-- begin Records supplied --

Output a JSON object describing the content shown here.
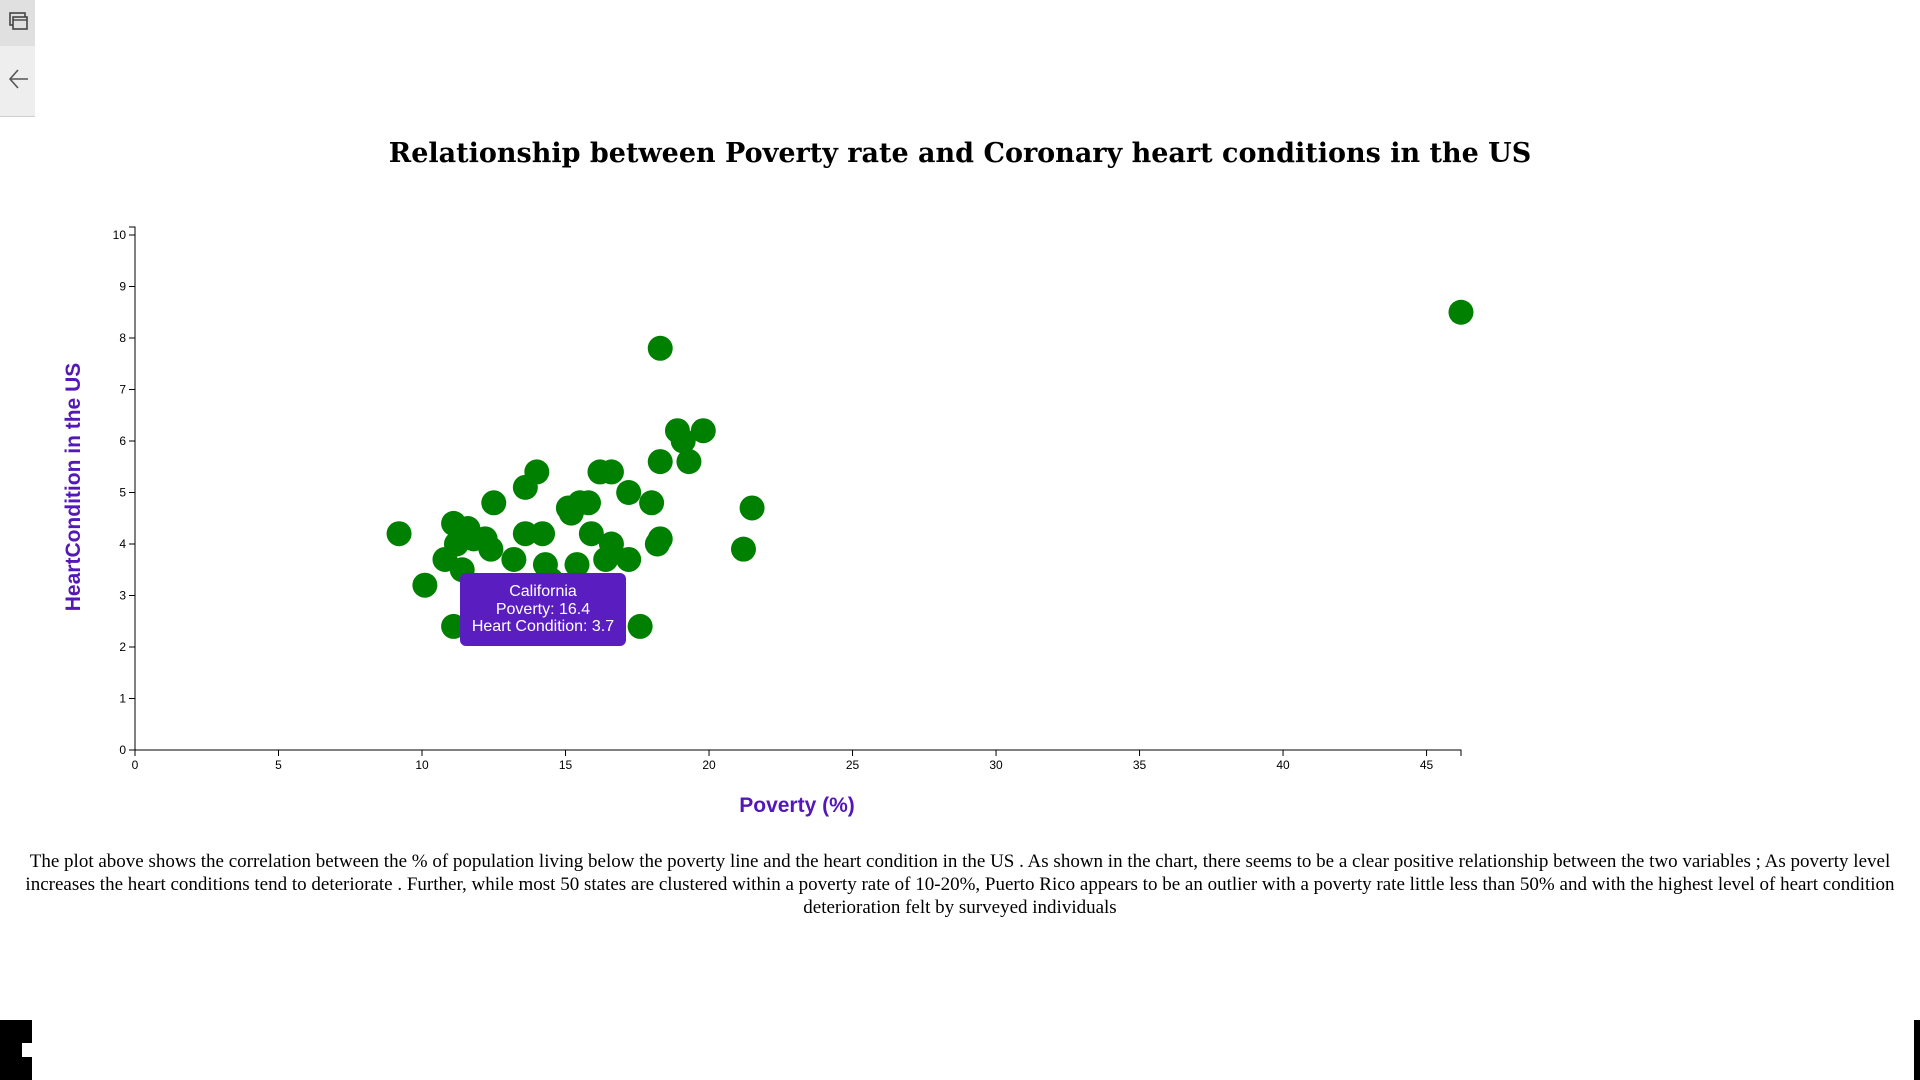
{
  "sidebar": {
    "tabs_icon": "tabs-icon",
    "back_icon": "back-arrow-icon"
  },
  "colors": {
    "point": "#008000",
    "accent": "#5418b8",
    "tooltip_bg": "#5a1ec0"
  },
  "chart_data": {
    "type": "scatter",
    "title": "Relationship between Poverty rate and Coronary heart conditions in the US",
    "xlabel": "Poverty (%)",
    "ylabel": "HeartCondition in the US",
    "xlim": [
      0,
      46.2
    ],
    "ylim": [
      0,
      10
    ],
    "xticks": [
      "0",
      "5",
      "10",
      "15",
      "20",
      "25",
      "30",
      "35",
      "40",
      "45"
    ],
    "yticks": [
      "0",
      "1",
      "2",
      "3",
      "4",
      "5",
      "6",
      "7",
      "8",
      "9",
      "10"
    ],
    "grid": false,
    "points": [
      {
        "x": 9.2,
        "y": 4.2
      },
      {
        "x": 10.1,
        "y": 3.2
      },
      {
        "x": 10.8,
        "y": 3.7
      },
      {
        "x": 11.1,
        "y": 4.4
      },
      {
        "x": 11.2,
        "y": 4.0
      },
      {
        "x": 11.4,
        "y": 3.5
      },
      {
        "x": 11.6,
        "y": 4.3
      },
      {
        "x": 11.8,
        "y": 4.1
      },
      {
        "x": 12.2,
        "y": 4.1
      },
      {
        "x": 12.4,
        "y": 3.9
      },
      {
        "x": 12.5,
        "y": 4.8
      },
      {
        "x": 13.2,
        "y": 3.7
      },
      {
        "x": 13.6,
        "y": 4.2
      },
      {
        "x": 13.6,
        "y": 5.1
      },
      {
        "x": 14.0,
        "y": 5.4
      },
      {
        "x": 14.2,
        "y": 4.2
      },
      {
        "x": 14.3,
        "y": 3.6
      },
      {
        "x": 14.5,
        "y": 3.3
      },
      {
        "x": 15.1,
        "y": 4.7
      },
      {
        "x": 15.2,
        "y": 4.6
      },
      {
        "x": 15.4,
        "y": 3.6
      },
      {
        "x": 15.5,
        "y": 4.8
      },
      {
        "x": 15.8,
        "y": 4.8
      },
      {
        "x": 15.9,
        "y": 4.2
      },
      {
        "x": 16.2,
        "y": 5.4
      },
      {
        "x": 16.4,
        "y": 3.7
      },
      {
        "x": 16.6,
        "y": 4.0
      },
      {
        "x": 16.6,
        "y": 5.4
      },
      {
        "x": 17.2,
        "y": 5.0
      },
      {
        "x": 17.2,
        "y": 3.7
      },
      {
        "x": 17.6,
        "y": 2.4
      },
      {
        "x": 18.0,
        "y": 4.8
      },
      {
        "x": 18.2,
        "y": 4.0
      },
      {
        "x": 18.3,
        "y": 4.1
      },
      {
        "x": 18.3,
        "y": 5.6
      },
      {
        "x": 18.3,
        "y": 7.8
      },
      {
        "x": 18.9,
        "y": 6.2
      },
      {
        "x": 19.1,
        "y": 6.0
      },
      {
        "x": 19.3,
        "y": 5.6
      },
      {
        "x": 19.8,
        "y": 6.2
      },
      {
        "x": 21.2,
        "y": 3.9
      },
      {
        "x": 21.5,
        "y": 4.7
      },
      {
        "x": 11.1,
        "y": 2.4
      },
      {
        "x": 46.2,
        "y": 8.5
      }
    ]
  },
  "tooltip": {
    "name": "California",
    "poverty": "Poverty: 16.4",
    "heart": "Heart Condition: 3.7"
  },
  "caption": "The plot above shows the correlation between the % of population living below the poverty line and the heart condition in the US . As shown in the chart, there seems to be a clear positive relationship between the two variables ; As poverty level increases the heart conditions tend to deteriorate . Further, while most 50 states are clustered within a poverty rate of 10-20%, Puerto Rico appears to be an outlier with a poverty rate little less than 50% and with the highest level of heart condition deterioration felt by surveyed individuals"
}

-- end Records supplied --

### Directive
Exclude the pictures. Write out the remaining data exactly.

### Expected answer
Output a JSON object describing the content shown here.
{
  "sidebar": {
    "tabs_icon": "tabs-icon",
    "back_icon": "back-arrow-icon"
  },
  "colors": {
    "point": "#008000",
    "accent": "#5418b8",
    "tooltip_bg": "#5a1ec0"
  },
  "chart_data": {
    "type": "scatter",
    "title": "Relationship between Poverty rate and Coronary heart conditions in the US",
    "xlabel": "Poverty (%)",
    "ylabel": "HeartCondition in the US",
    "xlim": [
      0,
      46.2
    ],
    "ylim": [
      0,
      10
    ],
    "xticks": [
      "0",
      "5",
      "10",
      "15",
      "20",
      "25",
      "30",
      "35",
      "40",
      "45"
    ],
    "yticks": [
      "0",
      "1",
      "2",
      "3",
      "4",
      "5",
      "6",
      "7",
      "8",
      "9",
      "10"
    ],
    "grid": false,
    "points": [
      {
        "x": 9.2,
        "y": 4.2
      },
      {
        "x": 10.1,
        "y": 3.2
      },
      {
        "x": 10.8,
        "y": 3.7
      },
      {
        "x": 11.1,
        "y": 4.4
      },
      {
        "x": 11.2,
        "y": 4.0
      },
      {
        "x": 11.4,
        "y": 3.5
      },
      {
        "x": 11.6,
        "y": 4.3
      },
      {
        "x": 11.8,
        "y": 4.1
      },
      {
        "x": 12.2,
        "y": 4.1
      },
      {
        "x": 12.4,
        "y": 3.9
      },
      {
        "x": 12.5,
        "y": 4.8
      },
      {
        "x": 13.2,
        "y": 3.7
      },
      {
        "x": 13.6,
        "y": 4.2
      },
      {
        "x": 13.6,
        "y": 5.1
      },
      {
        "x": 14.0,
        "y": 5.4
      },
      {
        "x": 14.2,
        "y": 4.2
      },
      {
        "x": 14.3,
        "y": 3.6
      },
      {
        "x": 14.5,
        "y": 3.3
      },
      {
        "x": 15.1,
        "y": 4.7
      },
      {
        "x": 15.2,
        "y": 4.6
      },
      {
        "x": 15.4,
        "y": 3.6
      },
      {
        "x": 15.5,
        "y": 4.8
      },
      {
        "x": 15.8,
        "y": 4.8
      },
      {
        "x": 15.9,
        "y": 4.2
      },
      {
        "x": 16.2,
        "y": 5.4
      },
      {
        "x": 16.4,
        "y": 3.7
      },
      {
        "x": 16.6,
        "y": 4.0
      },
      {
        "x": 16.6,
        "y": 5.4
      },
      {
        "x": 17.2,
        "y": 5.0
      },
      {
        "x": 17.2,
        "y": 3.7
      },
      {
        "x": 17.6,
        "y": 2.4
      },
      {
        "x": 18.0,
        "y": 4.8
      },
      {
        "x": 18.2,
        "y": 4.0
      },
      {
        "x": 18.3,
        "y": 4.1
      },
      {
        "x": 18.3,
        "y": 5.6
      },
      {
        "x": 18.3,
        "y": 7.8
      },
      {
        "x": 18.9,
        "y": 6.2
      },
      {
        "x": 19.1,
        "y": 6.0
      },
      {
        "x": 19.3,
        "y": 5.6
      },
      {
        "x": 19.8,
        "y": 6.2
      },
      {
        "x": 21.2,
        "y": 3.9
      },
      {
        "x": 21.5,
        "y": 4.7
      },
      {
        "x": 11.1,
        "y": 2.4
      },
      {
        "x": 46.2,
        "y": 8.5
      }
    ]
  },
  "tooltip": {
    "name": "California",
    "poverty": "Poverty: 16.4",
    "heart": "Heart Condition: 3.7"
  },
  "caption": "The plot above shows the correlation between the % of population living below the poverty line and the heart condition in the US . As shown in the chart, there seems to be a clear positive relationship between the two variables ; As poverty level increases the heart conditions tend to deteriorate . Further, while most 50 states are clustered within a poverty rate of 10-20%, Puerto Rico appears to be an outlier with a poverty rate little less than 50% and with the highest level of heart condition deterioration felt by surveyed individuals"
}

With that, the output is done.